> **Record extracts**:
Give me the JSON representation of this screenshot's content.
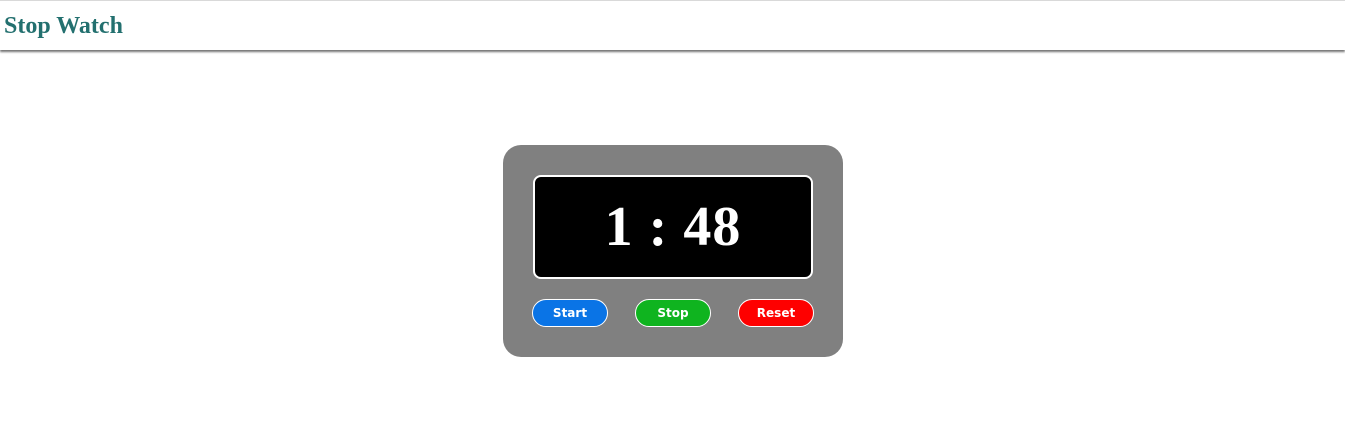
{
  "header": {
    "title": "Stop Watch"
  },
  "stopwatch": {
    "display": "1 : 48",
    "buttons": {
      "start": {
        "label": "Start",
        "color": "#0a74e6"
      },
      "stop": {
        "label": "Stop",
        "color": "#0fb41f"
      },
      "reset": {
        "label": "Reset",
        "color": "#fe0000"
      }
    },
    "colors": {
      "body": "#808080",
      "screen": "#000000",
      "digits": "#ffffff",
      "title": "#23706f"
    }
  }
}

> **Problem statement**:
Copy all the lines of data exactly as they appear, dropping any images.

> **Reply to the exercise**:
Give me the JSON representation of this screenshot's content.
{
  "header": {
    "title": "Stop Watch"
  },
  "stopwatch": {
    "display": "1 : 48",
    "buttons": {
      "start": {
        "label": "Start",
        "color": "#0a74e6"
      },
      "stop": {
        "label": "Stop",
        "color": "#0fb41f"
      },
      "reset": {
        "label": "Reset",
        "color": "#fe0000"
      }
    },
    "colors": {
      "body": "#808080",
      "screen": "#000000",
      "digits": "#ffffff",
      "title": "#23706f"
    }
  }
}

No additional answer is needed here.